Su capacidad de aprender y de entendernos, muy diferente de lo que imaginamos, nos da esperanza, aunque sabemos del gran obstáculo que para lograrlo implica al final el medio.
Decepción por el sistema
Lo que no sabíamos, en medio de todos estos logros de nuestro guerrero, era que íbamos a encontrar en la educación el mayor obstáculo para su desarrollo e incorporación en la sociedad como una persona útil e independiente.
En Panamá la educación no es realmente inclusiva, aunque existe la ley 42 del 27 de agosto de 1999 que respalda esa idea, o aunque haya personas que trabajen en la materia y con muy buena voluntad.
Existe una distorsión básica en torno a lo que es esa ley de inclusión y la aplicación de la misma, pese a que está amparada por acuerdos o compromisos internacionales.
Tampoco existe una autoridad que fiscalice o haga respetar el cumplimiento de esa ley de inclusión, o el derecho de una persona con discapacidad a estar en un aula con otros estudiantes con o sin alguna condición, como una ventana para potenciar sus posibilidades de convivencia y desarrollo.

- _Aplica lo leído_:
1. Enumera todos los problemas de la educación en Panamá que señala el fragmento sobre la educación inclusiva.
2. Retoma el fragmento sobre la educación inclusiva en Panamá a partir de su última oración.
El material que sigue no tiene relación con el fragmento.

- _Material proporcionado_:
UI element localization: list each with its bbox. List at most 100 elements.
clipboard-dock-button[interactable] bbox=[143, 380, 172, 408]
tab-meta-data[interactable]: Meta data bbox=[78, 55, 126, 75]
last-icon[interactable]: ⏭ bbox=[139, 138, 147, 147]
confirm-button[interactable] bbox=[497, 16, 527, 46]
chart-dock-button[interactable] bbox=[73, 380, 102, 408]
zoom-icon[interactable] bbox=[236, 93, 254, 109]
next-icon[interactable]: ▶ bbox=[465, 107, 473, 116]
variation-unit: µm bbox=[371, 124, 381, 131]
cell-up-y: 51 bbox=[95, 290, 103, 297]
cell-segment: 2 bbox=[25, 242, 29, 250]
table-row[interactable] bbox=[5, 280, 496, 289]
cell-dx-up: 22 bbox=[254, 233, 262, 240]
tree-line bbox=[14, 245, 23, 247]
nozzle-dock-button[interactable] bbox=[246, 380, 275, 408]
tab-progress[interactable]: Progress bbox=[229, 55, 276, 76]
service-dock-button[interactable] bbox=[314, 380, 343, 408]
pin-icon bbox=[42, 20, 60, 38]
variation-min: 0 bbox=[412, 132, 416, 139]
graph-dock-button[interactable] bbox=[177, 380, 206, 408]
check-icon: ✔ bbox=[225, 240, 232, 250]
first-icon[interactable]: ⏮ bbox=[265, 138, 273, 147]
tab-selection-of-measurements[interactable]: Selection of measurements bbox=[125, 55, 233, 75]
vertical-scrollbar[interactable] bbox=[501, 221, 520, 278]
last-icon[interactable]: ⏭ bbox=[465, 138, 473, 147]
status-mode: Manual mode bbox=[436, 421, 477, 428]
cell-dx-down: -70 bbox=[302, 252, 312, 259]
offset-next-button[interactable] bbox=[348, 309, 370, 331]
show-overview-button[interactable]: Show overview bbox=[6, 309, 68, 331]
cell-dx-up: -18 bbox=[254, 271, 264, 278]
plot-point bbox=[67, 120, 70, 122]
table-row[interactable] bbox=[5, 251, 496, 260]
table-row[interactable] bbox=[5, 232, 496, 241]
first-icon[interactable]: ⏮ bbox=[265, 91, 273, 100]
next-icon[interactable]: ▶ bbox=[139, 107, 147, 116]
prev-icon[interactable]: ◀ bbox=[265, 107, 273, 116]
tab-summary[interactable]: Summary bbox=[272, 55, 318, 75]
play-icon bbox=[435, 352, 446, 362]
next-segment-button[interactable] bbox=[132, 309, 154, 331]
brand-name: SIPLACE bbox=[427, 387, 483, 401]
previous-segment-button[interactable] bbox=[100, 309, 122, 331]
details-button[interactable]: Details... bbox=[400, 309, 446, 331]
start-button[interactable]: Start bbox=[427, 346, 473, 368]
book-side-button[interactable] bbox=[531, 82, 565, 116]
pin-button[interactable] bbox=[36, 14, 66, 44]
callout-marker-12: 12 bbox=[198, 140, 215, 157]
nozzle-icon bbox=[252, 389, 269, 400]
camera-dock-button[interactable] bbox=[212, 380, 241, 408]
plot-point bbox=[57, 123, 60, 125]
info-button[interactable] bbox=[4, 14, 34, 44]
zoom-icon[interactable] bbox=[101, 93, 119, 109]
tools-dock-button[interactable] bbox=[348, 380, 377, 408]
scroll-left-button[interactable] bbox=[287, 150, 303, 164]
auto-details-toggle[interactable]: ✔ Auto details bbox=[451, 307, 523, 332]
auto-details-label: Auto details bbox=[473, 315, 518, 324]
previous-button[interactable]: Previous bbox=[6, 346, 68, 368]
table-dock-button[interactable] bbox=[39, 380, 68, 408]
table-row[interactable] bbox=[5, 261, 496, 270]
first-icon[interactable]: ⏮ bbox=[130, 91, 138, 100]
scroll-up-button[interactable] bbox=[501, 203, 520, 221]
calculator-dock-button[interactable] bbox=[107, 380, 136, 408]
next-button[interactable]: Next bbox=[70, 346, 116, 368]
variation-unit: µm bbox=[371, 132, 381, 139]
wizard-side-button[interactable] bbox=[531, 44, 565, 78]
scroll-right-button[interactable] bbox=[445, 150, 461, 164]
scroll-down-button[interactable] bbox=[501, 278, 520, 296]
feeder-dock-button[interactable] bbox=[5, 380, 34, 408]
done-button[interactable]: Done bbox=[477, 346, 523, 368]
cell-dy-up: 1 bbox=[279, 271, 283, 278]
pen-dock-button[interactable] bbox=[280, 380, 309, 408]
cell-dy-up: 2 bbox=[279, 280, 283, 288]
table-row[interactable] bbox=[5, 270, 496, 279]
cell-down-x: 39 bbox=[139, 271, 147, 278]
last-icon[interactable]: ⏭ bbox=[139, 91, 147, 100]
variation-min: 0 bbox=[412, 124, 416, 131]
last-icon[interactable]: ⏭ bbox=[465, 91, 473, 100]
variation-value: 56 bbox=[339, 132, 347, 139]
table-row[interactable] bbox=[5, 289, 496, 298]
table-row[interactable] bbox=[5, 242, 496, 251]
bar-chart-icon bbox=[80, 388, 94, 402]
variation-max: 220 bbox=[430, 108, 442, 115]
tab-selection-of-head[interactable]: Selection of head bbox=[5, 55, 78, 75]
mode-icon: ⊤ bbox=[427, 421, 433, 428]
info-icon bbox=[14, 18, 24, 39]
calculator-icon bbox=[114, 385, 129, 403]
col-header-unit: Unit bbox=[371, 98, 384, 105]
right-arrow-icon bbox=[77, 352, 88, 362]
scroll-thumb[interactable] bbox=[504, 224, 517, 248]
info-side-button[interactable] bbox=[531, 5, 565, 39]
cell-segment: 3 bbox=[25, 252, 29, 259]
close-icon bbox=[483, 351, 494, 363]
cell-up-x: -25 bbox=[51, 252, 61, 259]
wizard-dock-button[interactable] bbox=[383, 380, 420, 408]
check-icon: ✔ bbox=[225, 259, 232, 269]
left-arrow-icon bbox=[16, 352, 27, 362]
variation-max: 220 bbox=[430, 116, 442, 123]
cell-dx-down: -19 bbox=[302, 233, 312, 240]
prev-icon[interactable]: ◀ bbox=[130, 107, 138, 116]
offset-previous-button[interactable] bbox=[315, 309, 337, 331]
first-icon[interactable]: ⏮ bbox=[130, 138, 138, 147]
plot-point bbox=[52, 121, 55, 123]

- _Conjunto de respuestas_:
1.
- La educación no es realmente inclusiva, aunque existe la ley 42 del 27 de agosto de 1999.
- Existe una distorsión básica en torno a lo que es la ley de inclusión y a su aplicación.
- No existe una autoridad que fiscalice o haga respetar el cumplimiento de esa ley ni el derecho de una persona con discapacidad a estar en un aula con otros estudiantes.

2.
Basta con tener un hijo con discapacidad para entender por qué no se respeta el derecho a la educación, ya que conseguir un cupo, en especial en las instituciones educativas privadas, es una verdadera odisea. Implica buscar mucho para que le den la oportunidad a un hijo con discapacidad de estudiar y aprender, o inclusive hasta rogar para ver si lo quieren recibir.
Es como si tener una discapacidad fuera una barrera infranqueable, ante un Estado pasivo, que no hace demasiado para que en realidad se dé la inclusión en las aulas, y que tampoco educa a la sociedad sobre lo que implica una verdadera inclusión.
Es muy fácil que la directiva o el personal de una escuela, sea de índole religiosa o no, le diga a los padres de un niño con discapacidad que simplemente no hay cupo, sin pensar que es una respuesta inmoral y alejada además del mismo sentido humano y religioso, ya que esa es una buena excusa para rechazar a un alumno aunque en realidad si haya cupo, privándolo del derecho a educarse.
La discrecionalidad en las instituciones educativas en cuanto a qué estudiante admitir o no, no en todas, les da el poder para discriminar y violar la ley y las leyes, sin que nadie les diga nada ni les obligue a cumplir nada.
La situación lleva a muchas familias a tener que pagar en centros educativos muy caros, a pagar refuerzos extracurriculares o a tener que resignarse a dejar a sus hijos con discapacidad en casa, con la esperanza de educarlos de alguna otra forma, para que sean independientes, puedan desempeñarse en alguna actividad y sean útiles a la sociedad.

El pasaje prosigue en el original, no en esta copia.